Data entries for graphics
[BEGIN]
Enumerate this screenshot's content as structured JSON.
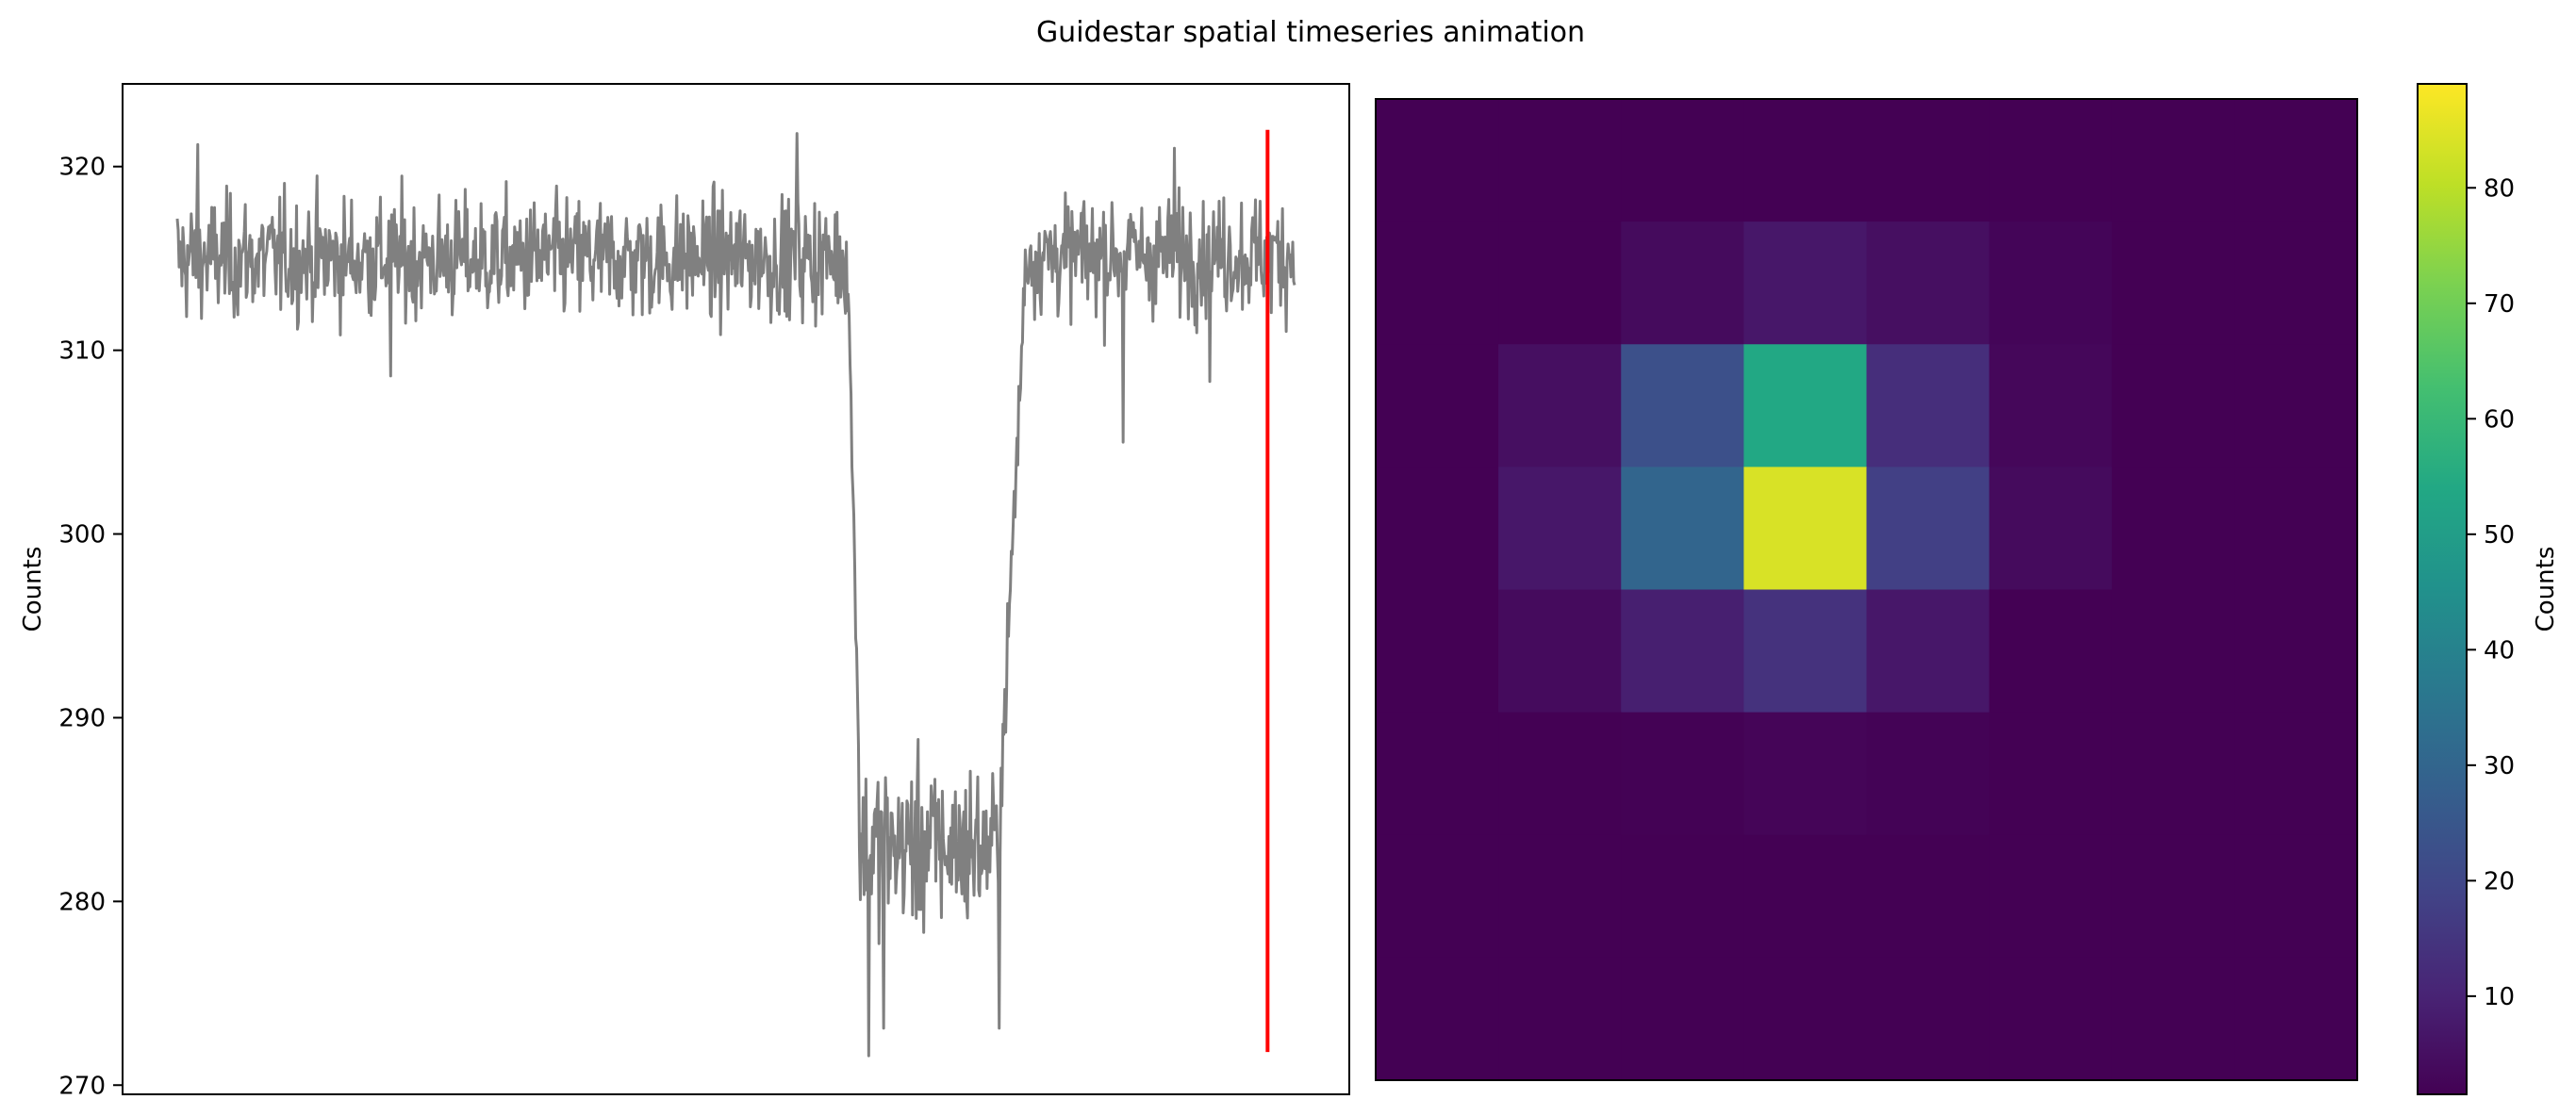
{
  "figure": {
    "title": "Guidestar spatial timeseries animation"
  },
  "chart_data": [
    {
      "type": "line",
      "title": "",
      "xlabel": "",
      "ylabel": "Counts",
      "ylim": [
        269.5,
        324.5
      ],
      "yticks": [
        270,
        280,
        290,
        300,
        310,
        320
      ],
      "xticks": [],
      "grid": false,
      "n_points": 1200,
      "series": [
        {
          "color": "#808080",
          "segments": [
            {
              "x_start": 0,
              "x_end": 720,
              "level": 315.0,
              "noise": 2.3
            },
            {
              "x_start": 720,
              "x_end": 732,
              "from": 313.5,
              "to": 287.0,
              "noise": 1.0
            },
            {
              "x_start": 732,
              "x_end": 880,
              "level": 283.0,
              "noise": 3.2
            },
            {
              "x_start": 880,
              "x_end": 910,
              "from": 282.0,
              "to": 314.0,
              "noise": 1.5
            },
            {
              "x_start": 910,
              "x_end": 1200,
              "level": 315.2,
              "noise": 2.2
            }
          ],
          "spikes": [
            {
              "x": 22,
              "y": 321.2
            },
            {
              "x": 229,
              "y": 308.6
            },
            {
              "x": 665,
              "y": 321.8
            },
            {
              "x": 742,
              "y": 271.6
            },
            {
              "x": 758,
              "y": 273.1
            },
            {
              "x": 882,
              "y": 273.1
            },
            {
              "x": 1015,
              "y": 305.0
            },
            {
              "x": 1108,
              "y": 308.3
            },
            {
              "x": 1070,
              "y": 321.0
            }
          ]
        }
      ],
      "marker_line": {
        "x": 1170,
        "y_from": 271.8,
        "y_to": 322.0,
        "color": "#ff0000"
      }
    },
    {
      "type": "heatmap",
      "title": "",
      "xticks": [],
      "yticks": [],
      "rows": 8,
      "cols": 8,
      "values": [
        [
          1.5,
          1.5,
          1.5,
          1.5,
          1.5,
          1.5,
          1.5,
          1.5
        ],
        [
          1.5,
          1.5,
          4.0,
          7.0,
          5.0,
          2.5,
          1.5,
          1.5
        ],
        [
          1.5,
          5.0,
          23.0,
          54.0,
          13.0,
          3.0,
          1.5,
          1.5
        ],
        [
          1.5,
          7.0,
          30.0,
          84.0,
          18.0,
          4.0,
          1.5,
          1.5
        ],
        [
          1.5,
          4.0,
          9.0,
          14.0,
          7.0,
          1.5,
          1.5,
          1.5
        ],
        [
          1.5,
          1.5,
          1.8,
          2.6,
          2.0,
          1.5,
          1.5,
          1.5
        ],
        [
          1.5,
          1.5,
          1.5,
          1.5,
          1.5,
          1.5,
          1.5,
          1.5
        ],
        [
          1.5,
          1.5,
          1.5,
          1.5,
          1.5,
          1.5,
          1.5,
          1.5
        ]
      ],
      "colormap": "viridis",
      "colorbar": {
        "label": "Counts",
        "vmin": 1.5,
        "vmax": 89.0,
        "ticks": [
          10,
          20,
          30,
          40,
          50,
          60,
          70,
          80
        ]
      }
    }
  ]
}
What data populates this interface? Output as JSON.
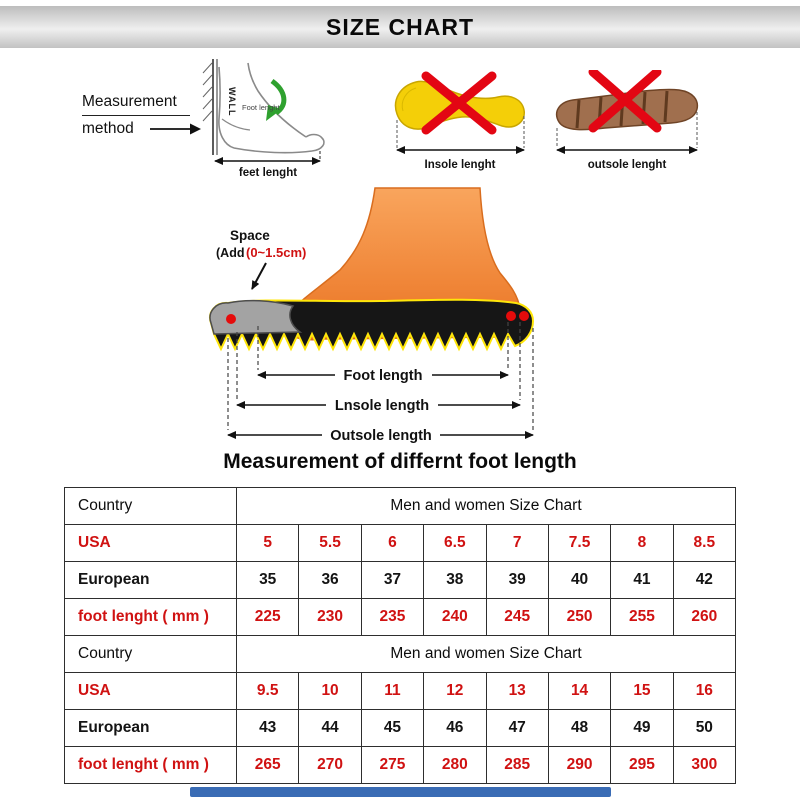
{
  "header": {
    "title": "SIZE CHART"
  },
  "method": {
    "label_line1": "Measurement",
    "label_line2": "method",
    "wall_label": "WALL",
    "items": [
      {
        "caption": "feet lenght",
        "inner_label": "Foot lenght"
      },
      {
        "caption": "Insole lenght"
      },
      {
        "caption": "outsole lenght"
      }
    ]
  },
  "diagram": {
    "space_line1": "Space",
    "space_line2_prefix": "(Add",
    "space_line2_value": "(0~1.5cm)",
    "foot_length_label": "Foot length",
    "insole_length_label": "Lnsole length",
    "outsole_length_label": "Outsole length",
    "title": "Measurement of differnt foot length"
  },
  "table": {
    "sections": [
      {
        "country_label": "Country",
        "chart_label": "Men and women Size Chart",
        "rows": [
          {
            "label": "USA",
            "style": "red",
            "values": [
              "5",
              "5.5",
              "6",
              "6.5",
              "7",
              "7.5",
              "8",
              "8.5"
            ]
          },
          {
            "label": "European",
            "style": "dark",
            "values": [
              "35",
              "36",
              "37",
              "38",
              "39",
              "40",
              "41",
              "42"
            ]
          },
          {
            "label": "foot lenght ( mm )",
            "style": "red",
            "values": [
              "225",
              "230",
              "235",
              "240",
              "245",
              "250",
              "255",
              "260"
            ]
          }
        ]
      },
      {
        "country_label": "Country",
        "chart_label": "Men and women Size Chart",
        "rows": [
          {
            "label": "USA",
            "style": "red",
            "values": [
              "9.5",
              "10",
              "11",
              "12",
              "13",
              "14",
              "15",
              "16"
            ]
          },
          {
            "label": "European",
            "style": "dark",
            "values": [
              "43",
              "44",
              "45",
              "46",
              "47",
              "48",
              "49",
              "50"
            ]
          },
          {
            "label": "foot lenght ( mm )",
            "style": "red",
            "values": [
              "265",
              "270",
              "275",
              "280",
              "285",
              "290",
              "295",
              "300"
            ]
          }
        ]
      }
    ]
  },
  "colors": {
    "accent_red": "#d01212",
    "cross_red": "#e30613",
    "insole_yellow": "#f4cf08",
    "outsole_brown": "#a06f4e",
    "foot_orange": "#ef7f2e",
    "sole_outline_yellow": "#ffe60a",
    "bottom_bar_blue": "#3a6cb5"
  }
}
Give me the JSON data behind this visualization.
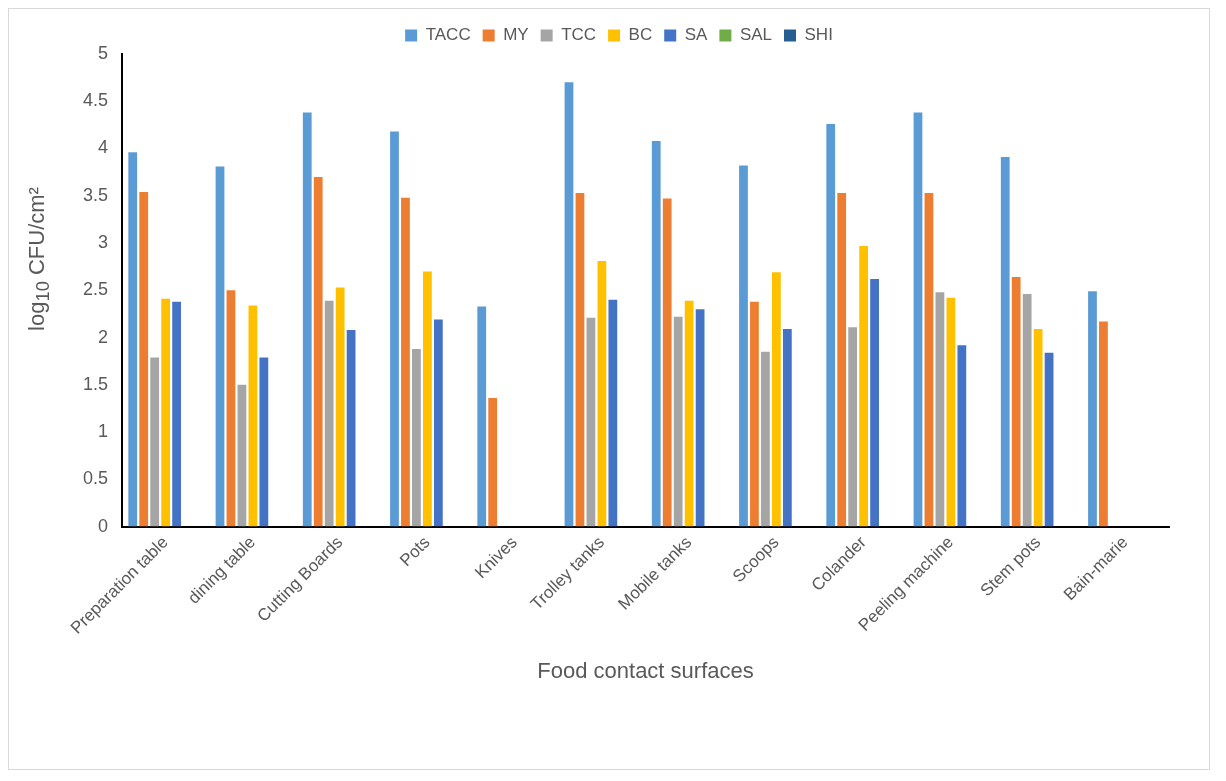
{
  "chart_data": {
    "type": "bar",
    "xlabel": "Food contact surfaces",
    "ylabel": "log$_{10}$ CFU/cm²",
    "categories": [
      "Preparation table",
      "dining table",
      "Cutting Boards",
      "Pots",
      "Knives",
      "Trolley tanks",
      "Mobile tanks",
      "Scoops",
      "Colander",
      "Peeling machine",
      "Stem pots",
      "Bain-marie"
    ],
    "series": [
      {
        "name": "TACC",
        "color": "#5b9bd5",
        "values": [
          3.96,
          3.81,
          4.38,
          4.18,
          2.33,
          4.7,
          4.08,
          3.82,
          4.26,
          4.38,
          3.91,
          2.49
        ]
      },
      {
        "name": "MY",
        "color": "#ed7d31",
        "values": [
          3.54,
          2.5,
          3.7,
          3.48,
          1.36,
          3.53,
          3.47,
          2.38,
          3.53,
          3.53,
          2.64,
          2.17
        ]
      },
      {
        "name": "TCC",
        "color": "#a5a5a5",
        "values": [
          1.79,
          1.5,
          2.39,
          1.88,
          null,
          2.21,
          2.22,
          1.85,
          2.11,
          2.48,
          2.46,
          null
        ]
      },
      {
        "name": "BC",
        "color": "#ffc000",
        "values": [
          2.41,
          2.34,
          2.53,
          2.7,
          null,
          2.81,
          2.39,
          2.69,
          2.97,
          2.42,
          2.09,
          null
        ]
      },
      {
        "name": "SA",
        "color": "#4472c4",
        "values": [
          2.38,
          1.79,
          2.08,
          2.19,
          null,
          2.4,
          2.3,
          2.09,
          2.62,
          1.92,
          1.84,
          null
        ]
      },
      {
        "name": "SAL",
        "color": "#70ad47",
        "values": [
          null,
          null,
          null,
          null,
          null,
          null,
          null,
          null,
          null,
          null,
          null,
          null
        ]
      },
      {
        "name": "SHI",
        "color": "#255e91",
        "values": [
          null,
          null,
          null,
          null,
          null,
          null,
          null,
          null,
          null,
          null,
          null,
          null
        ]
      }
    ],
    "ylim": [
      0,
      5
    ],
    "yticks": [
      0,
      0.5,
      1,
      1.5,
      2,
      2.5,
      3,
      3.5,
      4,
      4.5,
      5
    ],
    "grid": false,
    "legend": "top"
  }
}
[END]
Each line of the data is to be duplicated exactly; pictures stay out of the copy.

Enumerate this screenshot's content as structured JSON.
{
  "figure": {
    "title": "Guidestar spatial timeseries animation"
  },
  "chart_data": [
    {
      "type": "line",
      "title": "",
      "xlabel": "",
      "ylabel": "Counts",
      "ylim": [
        269.5,
        324.5
      ],
      "yticks": [
        270,
        280,
        290,
        300,
        310,
        320
      ],
      "xticks": [],
      "grid": false,
      "n_points": 1200,
      "series": [
        {
          "color": "#808080",
          "segments": [
            {
              "x_start": 0,
              "x_end": 720,
              "level": 315.0,
              "noise": 2.3
            },
            {
              "x_start": 720,
              "x_end": 732,
              "from": 313.5,
              "to": 287.0,
              "noise": 1.0
            },
            {
              "x_start": 732,
              "x_end": 880,
              "level": 283.0,
              "noise": 3.2
            },
            {
              "x_start": 880,
              "x_end": 910,
              "from": 282.0,
              "to": 314.0,
              "noise": 1.5
            },
            {
              "x_start": 910,
              "x_end": 1200,
              "level": 315.2,
              "noise": 2.2
            }
          ],
          "spikes": [
            {
              "x": 22,
              "y": 321.2
            },
            {
              "x": 229,
              "y": 308.6
            },
            {
              "x": 665,
              "y": 321.8
            },
            {
              "x": 742,
              "y": 271.6
            },
            {
              "x": 758,
              "y": 273.1
            },
            {
              "x": 882,
              "y": 273.1
            },
            {
              "x": 1015,
              "y": 305.0
            },
            {
              "x": 1108,
              "y": 308.3
            },
            {
              "x": 1070,
              "y": 321.0
            }
          ]
        }
      ],
      "marker_line": {
        "x": 1170,
        "y_from": 271.8,
        "y_to": 322.0,
        "color": "#ff0000"
      }
    },
    {
      "type": "heatmap",
      "title": "",
      "xticks": [],
      "yticks": [],
      "rows": 8,
      "cols": 8,
      "values": [
        [
          1.5,
          1.5,
          1.5,
          1.5,
          1.5,
          1.5,
          1.5,
          1.5
        ],
        [
          1.5,
          1.5,
          4.0,
          7.0,
          5.0,
          2.5,
          1.5,
          1.5
        ],
        [
          1.5,
          5.0,
          23.0,
          54.0,
          13.0,
          3.0,
          1.5,
          1.5
        ],
        [
          1.5,
          7.0,
          30.0,
          84.0,
          18.0,
          4.0,
          1.5,
          1.5
        ],
        [
          1.5,
          4.0,
          9.0,
          14.0,
          7.0,
          1.5,
          1.5,
          1.5
        ],
        [
          1.5,
          1.5,
          1.8,
          2.6,
          2.0,
          1.5,
          1.5,
          1.5
        ],
        [
          1.5,
          1.5,
          1.5,
          1.5,
          1.5,
          1.5,
          1.5,
          1.5
        ],
        [
          1.5,
          1.5,
          1.5,
          1.5,
          1.5,
          1.5,
          1.5,
          1.5
        ]
      ],
      "colormap": "viridis",
      "colorbar": {
        "label": "Counts",
        "vmin": 1.5,
        "vmax": 89.0,
        "ticks": [
          10,
          20,
          30,
          40,
          50,
          60,
          70,
          80
        ]
      }
    }
  ]
}
What data populates this interface? Output as JSON.
{
  "header": {
    "title": "SIZE CHART"
  },
  "method": {
    "label_line1": "Measurement",
    "label_line2": "method",
    "wall_label": "WALL",
    "items": [
      {
        "caption": "feet lenght",
        "inner_label": "Foot lenght"
      },
      {
        "caption": "Insole lenght"
      },
      {
        "caption": "outsole lenght"
      }
    ]
  },
  "diagram": {
    "space_line1": "Space",
    "space_line2_prefix": "(Add",
    "space_line2_value": "(0~1.5cm)",
    "foot_length_label": "Foot length",
    "insole_length_label": "Lnsole length",
    "outsole_length_label": "Outsole length",
    "title": "Measurement of differnt foot length"
  },
  "table": {
    "sections": [
      {
        "country_label": "Country",
        "chart_label": "Men and women Size Chart",
        "rows": [
          {
            "label": "USA",
            "style": "red",
            "values": [
              "5",
              "5.5",
              "6",
              "6.5",
              "7",
              "7.5",
              "8",
              "8.5"
            ]
          },
          {
            "label": "European",
            "style": "dark",
            "values": [
              "35",
              "36",
              "37",
              "38",
              "39",
              "40",
              "41",
              "42"
            ]
          },
          {
            "label": "foot lenght ( mm )",
            "style": "red",
            "values": [
              "225",
              "230",
              "235",
              "240",
              "245",
              "250",
              "255",
              "260"
            ]
          }
        ]
      },
      {
        "country_label": "Country",
        "chart_label": "Men and women Size Chart",
        "rows": [
          {
            "label": "USA",
            "style": "red",
            "values": [
              "9.5",
              "10",
              "11",
              "12",
              "13",
              "14",
              "15",
              "16"
            ]
          },
          {
            "label": "European",
            "style": "dark",
            "values": [
              "43",
              "44",
              "45",
              "46",
              "47",
              "48",
              "49",
              "50"
            ]
          },
          {
            "label": "foot lenght ( mm )",
            "style": "red",
            "values": [
              "265",
              "270",
              "275",
              "280",
              "285",
              "290",
              "295",
              "300"
            ]
          }
        ]
      }
    ]
  },
  "colors": {
    "accent_red": "#d01212",
    "cross_red": "#e30613",
    "insole_yellow": "#f4cf08",
    "outsole_brown": "#a06f4e",
    "foot_orange": "#ef7f2e",
    "sole_outline_yellow": "#ffe60a",
    "bottom_bar_blue": "#3a6cb5"
  }
}
Give me the JSON data behind this visualization.
{
  "chart_data": {
    "type": "bar",
    "xlabel": "Food contact surfaces",
    "ylabel": "log$_{10}$ CFU/cm²",
    "categories": [
      "Preparation table",
      "dining table",
      "Cutting Boards",
      "Pots",
      "Knives",
      "Trolley tanks",
      "Mobile tanks",
      "Scoops",
      "Colander",
      "Peeling machine",
      "Stem pots",
      "Bain-marie"
    ],
    "series": [
      {
        "name": "TACC",
        "color": "#5b9bd5",
        "values": [
          3.96,
          3.81,
          4.38,
          4.18,
          2.33,
          4.7,
          4.08,
          3.82,
          4.26,
          4.38,
          3.91,
          2.49
        ]
      },
      {
        "name": "MY",
        "color": "#ed7d31",
        "values": [
          3.54,
          2.5,
          3.7,
          3.48,
          1.36,
          3.53,
          3.47,
          2.38,
          3.53,
          3.53,
          2.64,
          2.17
        ]
      },
      {
        "name": "TCC",
        "color": "#a5a5a5",
        "values": [
          1.79,
          1.5,
          2.39,
          1.88,
          null,
          2.21,
          2.22,
          1.85,
          2.11,
          2.48,
          2.46,
          null
        ]
      },
      {
        "name": "BC",
        "color": "#ffc000",
        "values": [
          2.41,
          2.34,
          2.53,
          2.7,
          null,
          2.81,
          2.39,
          2.69,
          2.97,
          2.42,
          2.09,
          null
        ]
      },
      {
        "name": "SA",
        "color": "#4472c4",
        "values": [
          2.38,
          1.79,
          2.08,
          2.19,
          null,
          2.4,
          2.3,
          2.09,
          2.62,
          1.92,
          1.84,
          null
        ]
      },
      {
        "name": "SAL",
        "color": "#70ad47",
        "values": [
          null,
          null,
          null,
          null,
          null,
          null,
          null,
          null,
          null,
          null,
          null,
          null
        ]
      },
      {
        "name": "SHI",
        "color": "#255e91",
        "values": [
          null,
          null,
          null,
          null,
          null,
          null,
          null,
          null,
          null,
          null,
          null,
          null
        ]
      }
    ],
    "ylim": [
      0,
      5
    ],
    "yticks": [
      0,
      0.5,
      1,
      1.5,
      2,
      2.5,
      3,
      3.5,
      4,
      4.5,
      5
    ],
    "grid": false,
    "legend": "top"
  }
}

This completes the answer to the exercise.